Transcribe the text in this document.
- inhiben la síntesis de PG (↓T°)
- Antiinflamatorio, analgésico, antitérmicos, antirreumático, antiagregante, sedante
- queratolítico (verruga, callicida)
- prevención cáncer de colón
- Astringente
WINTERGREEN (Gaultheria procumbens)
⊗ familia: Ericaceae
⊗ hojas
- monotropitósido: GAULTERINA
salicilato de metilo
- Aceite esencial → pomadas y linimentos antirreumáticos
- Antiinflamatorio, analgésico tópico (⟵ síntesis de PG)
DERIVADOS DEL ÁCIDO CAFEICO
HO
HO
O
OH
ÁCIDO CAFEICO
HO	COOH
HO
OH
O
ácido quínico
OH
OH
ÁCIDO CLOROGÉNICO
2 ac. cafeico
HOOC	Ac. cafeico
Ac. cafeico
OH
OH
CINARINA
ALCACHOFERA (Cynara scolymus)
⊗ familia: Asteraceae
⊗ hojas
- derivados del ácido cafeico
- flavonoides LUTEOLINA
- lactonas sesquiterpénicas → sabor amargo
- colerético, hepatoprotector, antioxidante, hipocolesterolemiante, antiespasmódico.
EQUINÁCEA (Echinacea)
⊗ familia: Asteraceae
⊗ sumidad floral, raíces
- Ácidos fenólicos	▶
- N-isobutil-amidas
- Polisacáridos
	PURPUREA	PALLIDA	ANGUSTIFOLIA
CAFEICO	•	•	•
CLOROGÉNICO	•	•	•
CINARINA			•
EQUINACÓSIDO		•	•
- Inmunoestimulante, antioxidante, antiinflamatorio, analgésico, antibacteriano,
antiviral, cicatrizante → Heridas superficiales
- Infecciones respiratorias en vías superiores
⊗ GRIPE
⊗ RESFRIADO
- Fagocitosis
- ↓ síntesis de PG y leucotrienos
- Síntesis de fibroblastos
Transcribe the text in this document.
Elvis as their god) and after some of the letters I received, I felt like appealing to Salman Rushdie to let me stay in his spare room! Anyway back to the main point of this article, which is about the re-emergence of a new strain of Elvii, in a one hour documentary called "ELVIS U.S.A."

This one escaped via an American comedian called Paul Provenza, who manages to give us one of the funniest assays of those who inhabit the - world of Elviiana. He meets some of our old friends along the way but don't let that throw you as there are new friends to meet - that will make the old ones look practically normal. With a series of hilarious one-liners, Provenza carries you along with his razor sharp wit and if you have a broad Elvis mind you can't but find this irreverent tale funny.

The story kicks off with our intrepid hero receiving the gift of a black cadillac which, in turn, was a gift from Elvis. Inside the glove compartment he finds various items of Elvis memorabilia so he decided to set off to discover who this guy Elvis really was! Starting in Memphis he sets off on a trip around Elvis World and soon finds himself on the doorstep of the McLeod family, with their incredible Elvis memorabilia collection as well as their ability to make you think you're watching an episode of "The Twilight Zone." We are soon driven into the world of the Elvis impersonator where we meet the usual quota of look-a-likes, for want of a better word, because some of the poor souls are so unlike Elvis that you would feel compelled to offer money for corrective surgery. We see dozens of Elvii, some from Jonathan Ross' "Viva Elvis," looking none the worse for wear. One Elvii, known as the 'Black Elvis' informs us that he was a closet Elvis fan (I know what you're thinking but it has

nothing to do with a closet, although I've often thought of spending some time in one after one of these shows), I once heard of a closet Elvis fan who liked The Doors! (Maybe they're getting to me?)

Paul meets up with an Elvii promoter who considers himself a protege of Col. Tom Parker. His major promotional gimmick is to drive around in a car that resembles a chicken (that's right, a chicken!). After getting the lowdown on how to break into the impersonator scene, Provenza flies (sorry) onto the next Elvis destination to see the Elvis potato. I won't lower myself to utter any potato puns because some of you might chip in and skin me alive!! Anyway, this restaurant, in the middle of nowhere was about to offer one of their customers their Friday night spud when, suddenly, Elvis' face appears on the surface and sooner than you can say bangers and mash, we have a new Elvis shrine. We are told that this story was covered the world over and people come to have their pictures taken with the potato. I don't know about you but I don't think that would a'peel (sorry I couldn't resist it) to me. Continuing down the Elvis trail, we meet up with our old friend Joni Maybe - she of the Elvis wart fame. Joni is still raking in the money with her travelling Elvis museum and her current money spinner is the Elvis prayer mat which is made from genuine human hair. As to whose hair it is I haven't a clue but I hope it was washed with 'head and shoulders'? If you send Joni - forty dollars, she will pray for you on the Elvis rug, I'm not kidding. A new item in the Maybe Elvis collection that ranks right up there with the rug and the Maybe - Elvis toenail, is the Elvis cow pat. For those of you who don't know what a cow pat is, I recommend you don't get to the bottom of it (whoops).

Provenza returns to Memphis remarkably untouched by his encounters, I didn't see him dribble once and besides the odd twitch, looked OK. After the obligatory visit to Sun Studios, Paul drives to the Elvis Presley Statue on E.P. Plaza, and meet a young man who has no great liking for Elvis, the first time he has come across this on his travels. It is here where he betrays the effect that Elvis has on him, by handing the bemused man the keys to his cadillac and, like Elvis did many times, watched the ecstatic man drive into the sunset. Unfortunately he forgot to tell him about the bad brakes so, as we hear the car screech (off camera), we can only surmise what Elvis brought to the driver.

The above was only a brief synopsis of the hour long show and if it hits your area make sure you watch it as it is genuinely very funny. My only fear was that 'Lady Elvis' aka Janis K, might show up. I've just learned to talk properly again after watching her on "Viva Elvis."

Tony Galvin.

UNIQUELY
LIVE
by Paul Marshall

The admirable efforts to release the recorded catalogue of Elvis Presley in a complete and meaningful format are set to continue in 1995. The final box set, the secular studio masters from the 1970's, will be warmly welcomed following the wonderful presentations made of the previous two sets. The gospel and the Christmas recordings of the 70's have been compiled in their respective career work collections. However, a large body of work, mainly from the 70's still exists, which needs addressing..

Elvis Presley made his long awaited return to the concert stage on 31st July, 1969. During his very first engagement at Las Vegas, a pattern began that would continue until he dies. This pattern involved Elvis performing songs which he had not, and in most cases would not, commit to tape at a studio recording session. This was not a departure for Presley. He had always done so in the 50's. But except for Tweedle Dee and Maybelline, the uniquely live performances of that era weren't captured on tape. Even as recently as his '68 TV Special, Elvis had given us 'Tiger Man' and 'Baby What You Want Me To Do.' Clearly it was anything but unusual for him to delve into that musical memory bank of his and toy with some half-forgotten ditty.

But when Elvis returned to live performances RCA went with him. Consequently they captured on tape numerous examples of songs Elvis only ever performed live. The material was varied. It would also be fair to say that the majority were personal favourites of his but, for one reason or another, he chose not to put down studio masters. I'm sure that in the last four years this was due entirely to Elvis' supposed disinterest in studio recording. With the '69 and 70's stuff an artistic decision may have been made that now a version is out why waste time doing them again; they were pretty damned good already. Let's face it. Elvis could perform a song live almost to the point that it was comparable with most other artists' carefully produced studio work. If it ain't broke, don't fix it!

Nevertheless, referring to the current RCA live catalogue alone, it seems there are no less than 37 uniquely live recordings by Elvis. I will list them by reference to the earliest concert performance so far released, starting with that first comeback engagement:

→ **Task prompt**
Each record above should be output again exactly.

→ **Task solution**
Transcribe the text in this document.
- inhiben la síntesis de PG (↓T°)
- Antiinflamatorio, analgésico, antitérmicos, antirreumático, antiagregante, sedante
- queratolítico (verruga, callicida)
- prevención cáncer de colón
- Astringente
WINTERGREEN (Gaultheria procumbens)
⊗ familia: Ericaceae
⊗ hojas
- monotropitósido: GAULTERINA
salicilato de metilo
- Aceite esencial → pomadas y linimentos antirreumáticos
- Antiinflamatorio, analgésico tópico (⟵ síntesis de PG)
DERIVADOS DEL ÁCIDO CAFEICO
HO
HO
O
OH
ÁCIDO CAFEICO
HO	COOH
HO
OH
O
ácido quínico
OH
OH
ÁCIDO CLOROGÉNICO
2 ac. cafeico
HOOC	Ac. cafeico
Ac. cafeico
OH
OH
CINARINA
ALCACHOFERA (Cynara scolymus)
⊗ familia: Asteraceae
⊗ hojas
- derivados del ácido cafeico
- flavonoides LUTEOLINA
- lactonas sesquiterpénicas → sabor amargo
- colerético, hepatoprotector, antioxidante, hipocolesterolemiante, antiespasmódico.
EQUINÁCEA (Echinacea)
⊗ familia: Asteraceae
⊗ sumidad floral, raíces
- Ácidos fenólicos	▶
- N-isobutil-amidas
- Polisacáridos
	PURPUREA	PALLIDA	ANGUSTIFOLIA
CAFEICO	•	•	•
CLOROGÉNICO	•	•	•
CINARINA			•
EQUINACÓSIDO		•	•
- Inmunoestimulante, antioxidante, antiinflamatorio, analgésico, antibacteriano,
antiviral, cicatrizante → Heridas superficiales
- Infecciones respiratorias en vías superiores
⊗ GRIPE
⊗ RESFRIADO
- Fagocitosis
- ↓ síntesis de PG y leucotrienos
- Síntesis de fibroblastos
Transcribe the text in this document.
Elvis as their god) and after some of the letters I received, I felt like appealing to Salman Rushdie to let me stay in his spare room! Anyway back to the main point of this article, which is about the re-emergence of a new strain of Elvii, in a one hour documentary called "ELVIS U.S.A."

This one escaped via an American comedian called Paul Provenza, who manages to give us one of the funniest assays of those who inhabit the - world of Elviiana. He meets some of our old friends along the way but don't let that throw you as there are new friends to meet - that will make the old ones look practically normal. With a series of hilarious one-liners, Provenza carries you along with his razor sharp wit and if you have a broad Elvis mind you can't but find this irreverent tale funny.

The story kicks off with our intrepid hero receiving the gift of a black cadillac which, in turn, was a gift from Elvis. Inside the glove compartment he finds various items of Elvis memorabilia so he decided to set off to discover who this guy Elvis really was! Starting in Memphis he sets off on a trip around Elvis World and soon finds himself on the doorstep of the McLeod family, with their incredible Elvis memorabilia collection as well as their ability to make you think you're watching an episode of "The Twilight Zone." We are soon driven into the world of the Elvis impersonator where we meet the usual quota of look-a-likes, for want of a better word, because some of the poor souls are so unlike Elvis that you would feel compelled to offer money for corrective surgery. We see dozens of Elvii, some from Jonathan Ross' "Viva Elvis," looking none the worse for wear. One Elvii, known as the 'Black Elvis' informs us that he was a closet Elvis fan (I know what you're thinking but it has

nothing to do with a closet, although I've often thought of spending some time in one after one of these shows), I once heard of a closet Elvis fan who liked The Doors! (Maybe they're getting to me?)

Paul meets up with an Elvii promoter who considers himself a protege of Col. Tom Parker. His major promotional gimmick is to drive around in a car that resembles a chicken (that's right, a chicken!). After getting the lowdown on how to break into the impersonator scene, Provenza flies (sorry) onto the next Elvis destination to see the Elvis potato. I won't lower myself to utter any potato puns because some of you might chip in and skin me alive!! Anyway, this restaurant, in the middle of nowhere was about to offer one of their customers their Friday night spud when, suddenly, Elvis' face appears on the surface and sooner than you can say bangers and mash, we have a new Elvis shrine. We are told that this story was covered the world over and people come to have their pictures taken with the potato. I don't know about you but I don't think that would a'peel (sorry I couldn't resist it) to me. Continuing down the Elvis trail, we meet up with our old friend Joni Maybe - she of the Elvis wart fame. Joni is still raking in the money with her travelling Elvis museum and her current money spinner is the Elvis prayer mat which is made from genuine human hair. As to whose hair it is I haven't a clue but I hope it was washed with 'head and shoulders'? If you send Joni - forty dollars, she will pray for you on the Elvis rug, I'm not kidding. A new item in the Maybe Elvis collection that ranks right up there with the rug and the Maybe - Elvis toenail, is the Elvis cow pat. For those of you who don't know what a cow pat is, I recommend you don't get to the bottom of it (whoops).

Provenza returns to Memphis remarkably untouched by his encounters, I didn't see him dribble once and besides the odd twitch, looked OK. After the obligatory visit to Sun Studios, Paul drives to the Elvis Presley Statue on E.P. Plaza, and meet a young man who has no great liking for Elvis, the first time he has come across this on his travels. It is here where he betrays the effect that Elvis has on him, by handing the bemused man the keys to his cadillac and, like Elvis did many times, watched the ecstatic man drive into the sunset. Unfortunately he forgot to tell him about the bad brakes so, as we hear the car screech (off camera), we can only surmise what Elvis brought to the driver.

The above was only a brief synopsis of the hour long show and if it hits your area make sure you watch it as it is genuinely very funny. My only fear was that 'Lady Elvis' aka Janis K, might show up. I've just learned to talk properly again after watching her on "Viva Elvis."

Tony Galvin.

UNIQUELY
LIVE
by Paul Marshall

The admirable efforts to release the recorded catalogue of Elvis Presley in a complete and meaningful format are set to continue in 1995. The final box set, the secular studio masters from the 1970's, will be warmly welcomed following the wonderful presentations made of the previous two sets. The gospel and the Christmas recordings of the 70's have been compiled in their respective career work collections. However, a large body of work, mainly from the 70's still exists, which needs addressing..

Elvis Presley made his long awaited return to the concert stage on 31st July, 1969. During his very first engagement at Las Vegas, a pattern began that would continue until he dies. This pattern involved Elvis performing songs which he had not, and in most cases would not, commit to tape at a studio recording session. This was not a departure for Presley. He had always done so in the 50's. But except for Tweedle Dee and Maybelline, the uniquely live performances of that era weren't captured on tape. Even as recently as his '68 TV Special, Elvis had given us 'Tiger Man' and 'Baby What You Want Me To Do.' Clearly it was anything but unusual for him to delve into that musical memory bank of his and toy with some half-forgotten ditty.

But when Elvis returned to live performances RCA went with him. Consequently they captured on tape numerous examples of songs Elvis only ever performed live. The material was varied. It would also be fair to say that the majority were personal favourites of his but, for one reason or another, he chose not to put down studio masters. I'm sure that in the last four years this was due entirely to Elvis' supposed disinterest in studio recording. With the '69 and 70's stuff an artistic decision may have been made that now a version is out why waste time doing them again; they were pretty damned good already. Let's face it. Elvis could perform a song live almost to the point that it was comparable with most other artists' carefully produced studio work. If it ain't broke, don't fix it!

Nevertheless, referring to the current RCA live catalogue alone, it seems there are no less than 37 uniquely live recordings by Elvis. I will list them by reference to the earliest concert performance so far released, starting with that first comeback engagement:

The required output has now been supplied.